[Records]

☆ ☆ ☆

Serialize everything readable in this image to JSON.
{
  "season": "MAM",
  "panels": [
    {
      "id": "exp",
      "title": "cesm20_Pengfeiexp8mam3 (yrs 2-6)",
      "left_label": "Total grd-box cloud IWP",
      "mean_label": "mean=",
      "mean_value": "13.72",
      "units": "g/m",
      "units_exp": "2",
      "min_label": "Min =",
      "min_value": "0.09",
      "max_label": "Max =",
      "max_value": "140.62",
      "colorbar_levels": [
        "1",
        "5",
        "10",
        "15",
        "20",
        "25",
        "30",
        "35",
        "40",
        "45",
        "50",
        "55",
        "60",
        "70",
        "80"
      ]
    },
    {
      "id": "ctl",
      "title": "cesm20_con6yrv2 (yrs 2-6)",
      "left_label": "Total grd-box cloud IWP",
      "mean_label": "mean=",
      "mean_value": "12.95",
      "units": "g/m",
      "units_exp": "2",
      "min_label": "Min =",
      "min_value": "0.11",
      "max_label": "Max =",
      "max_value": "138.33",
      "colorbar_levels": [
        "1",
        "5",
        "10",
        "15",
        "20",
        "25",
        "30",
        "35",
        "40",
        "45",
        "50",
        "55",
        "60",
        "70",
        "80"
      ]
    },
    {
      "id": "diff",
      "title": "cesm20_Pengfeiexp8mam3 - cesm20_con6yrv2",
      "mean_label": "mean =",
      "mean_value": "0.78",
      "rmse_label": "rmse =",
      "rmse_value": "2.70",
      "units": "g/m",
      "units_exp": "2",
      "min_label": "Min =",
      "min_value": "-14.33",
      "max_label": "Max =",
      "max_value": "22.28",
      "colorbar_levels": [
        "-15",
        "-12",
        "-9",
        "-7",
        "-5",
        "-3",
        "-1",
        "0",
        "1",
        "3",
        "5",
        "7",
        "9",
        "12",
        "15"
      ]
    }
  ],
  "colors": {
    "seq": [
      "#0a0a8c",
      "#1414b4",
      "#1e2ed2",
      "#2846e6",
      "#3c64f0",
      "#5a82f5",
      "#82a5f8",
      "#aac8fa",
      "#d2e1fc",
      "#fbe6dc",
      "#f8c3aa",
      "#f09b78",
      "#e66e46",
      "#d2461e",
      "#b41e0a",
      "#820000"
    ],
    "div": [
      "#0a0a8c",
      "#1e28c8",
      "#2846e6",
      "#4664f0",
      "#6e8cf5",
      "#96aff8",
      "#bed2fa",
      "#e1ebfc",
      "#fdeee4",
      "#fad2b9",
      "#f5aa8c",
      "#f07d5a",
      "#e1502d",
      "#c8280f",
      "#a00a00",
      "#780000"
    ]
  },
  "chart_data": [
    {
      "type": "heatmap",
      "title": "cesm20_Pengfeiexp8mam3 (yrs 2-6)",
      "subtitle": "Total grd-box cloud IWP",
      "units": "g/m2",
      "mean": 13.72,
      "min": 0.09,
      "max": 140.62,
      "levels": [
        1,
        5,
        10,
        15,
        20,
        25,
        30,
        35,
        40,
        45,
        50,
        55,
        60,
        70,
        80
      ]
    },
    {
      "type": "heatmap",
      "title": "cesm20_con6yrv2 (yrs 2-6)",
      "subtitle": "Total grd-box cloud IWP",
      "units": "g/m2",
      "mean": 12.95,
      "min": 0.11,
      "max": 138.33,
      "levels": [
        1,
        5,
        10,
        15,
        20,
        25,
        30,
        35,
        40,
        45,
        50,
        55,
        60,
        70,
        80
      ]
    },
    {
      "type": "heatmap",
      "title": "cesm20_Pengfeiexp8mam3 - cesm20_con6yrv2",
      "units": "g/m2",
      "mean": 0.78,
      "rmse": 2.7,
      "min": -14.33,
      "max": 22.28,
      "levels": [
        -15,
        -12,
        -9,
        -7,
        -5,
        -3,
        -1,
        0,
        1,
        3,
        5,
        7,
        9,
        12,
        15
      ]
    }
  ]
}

☆ ☆ ☆

**GIVEN TASK**
Copy all of the material word for word.

**CORRECT OUTPUT**
Serialize everything readable in this image to JSON.
{
  "season": "MAM",
  "panels": [
    {
      "id": "exp",
      "title": "cesm20_Pengfeiexp8mam3 (yrs 2-6)",
      "left_label": "Total grd-box cloud IWP",
      "mean_label": "mean=",
      "mean_value": "13.72",
      "units": "g/m",
      "units_exp": "2",
      "min_label": "Min =",
      "min_value": "0.09",
      "max_label": "Max =",
      "max_value": "140.62",
      "colorbar_levels": [
        "1",
        "5",
        "10",
        "15",
        "20",
        "25",
        "30",
        "35",
        "40",
        "45",
        "50",
        "55",
        "60",
        "70",
        "80"
      ]
    },
    {
      "id": "ctl",
      "title": "cesm20_con6yrv2 (yrs 2-6)",
      "left_label": "Total grd-box cloud IWP",
      "mean_label": "mean=",
      "mean_value": "12.95",
      "units": "g/m",
      "units_exp": "2",
      "min_label": "Min =",
      "min_value": "0.11",
      "max_label": "Max =",
      "max_value": "138.33",
      "colorbar_levels": [
        "1",
        "5",
        "10",
        "15",
        "20",
        "25",
        "30",
        "35",
        "40",
        "45",
        "50",
        "55",
        "60",
        "70",
        "80"
      ]
    },
    {
      "id": "diff",
      "title": "cesm20_Pengfeiexp8mam3 - cesm20_con6yrv2",
      "mean_label": "mean =",
      "mean_value": "0.78",
      "rmse_label": "rmse =",
      "rmse_value": "2.70",
      "units": "g/m",
      "units_exp": "2",
      "min_label": "Min =",
      "min_value": "-14.33",
      "max_label": "Max =",
      "max_value": "22.28",
      "colorbar_levels": [
        "-15",
        "-12",
        "-9",
        "-7",
        "-5",
        "-3",
        "-1",
        "0",
        "1",
        "3",
        "5",
        "7",
        "9",
        "12",
        "15"
      ]
    }
  ],
  "colors": {
    "seq": [
      "#0a0a8c",
      "#1414b4",
      "#1e2ed2",
      "#2846e6",
      "#3c64f0",
      "#5a82f5",
      "#82a5f8",
      "#aac8fa",
      "#d2e1fc",
      "#fbe6dc",
      "#f8c3aa",
      "#f09b78",
      "#e66e46",
      "#d2461e",
      "#b41e0a",
      "#820000"
    ],
    "div": [
      "#0a0a8c",
      "#1e28c8",
      "#2846e6",
      "#4664f0",
      "#6e8cf5",
      "#96aff8",
      "#bed2fa",
      "#e1ebfc",
      "#fdeee4",
      "#fad2b9",
      "#f5aa8c",
      "#f07d5a",
      "#e1502d",
      "#c8280f",
      "#a00a00",
      "#780000"
    ]
  },
  "chart_data": [
    {
      "type": "heatmap",
      "title": "cesm20_Pengfeiexp8mam3 (yrs 2-6)",
      "subtitle": "Total grd-box cloud IWP",
      "units": "g/m2",
      "mean": 13.72,
      "min": 0.09,
      "max": 140.62,
      "levels": [
        1,
        5,
        10,
        15,
        20,
        25,
        30,
        35,
        40,
        45,
        50,
        55,
        60,
        70,
        80
      ]
    },
    {
      "type": "heatmap",
      "title": "cesm20_con6yrv2 (yrs 2-6)",
      "subtitle": "Total grd-box cloud IWP",
      "units": "g/m2",
      "mean": 12.95,
      "min": 0.11,
      "max": 138.33,
      "levels": [
        1,
        5,
        10,
        15,
        20,
        25,
        30,
        35,
        40,
        45,
        50,
        55,
        60,
        70,
        80
      ]
    },
    {
      "type": "heatmap",
      "title": "cesm20_Pengfeiexp8mam3 - cesm20_con6yrv2",
      "units": "g/m2",
      "mean": 0.78,
      "rmse": 2.7,
      "min": -14.33,
      "max": 22.28,
      "levels": [
        -15,
        -12,
        -9,
        -7,
        -5,
        -3,
        -1,
        0,
        1,
        3,
        5,
        7,
        9,
        12,
        15
      ]
    }
  ]
}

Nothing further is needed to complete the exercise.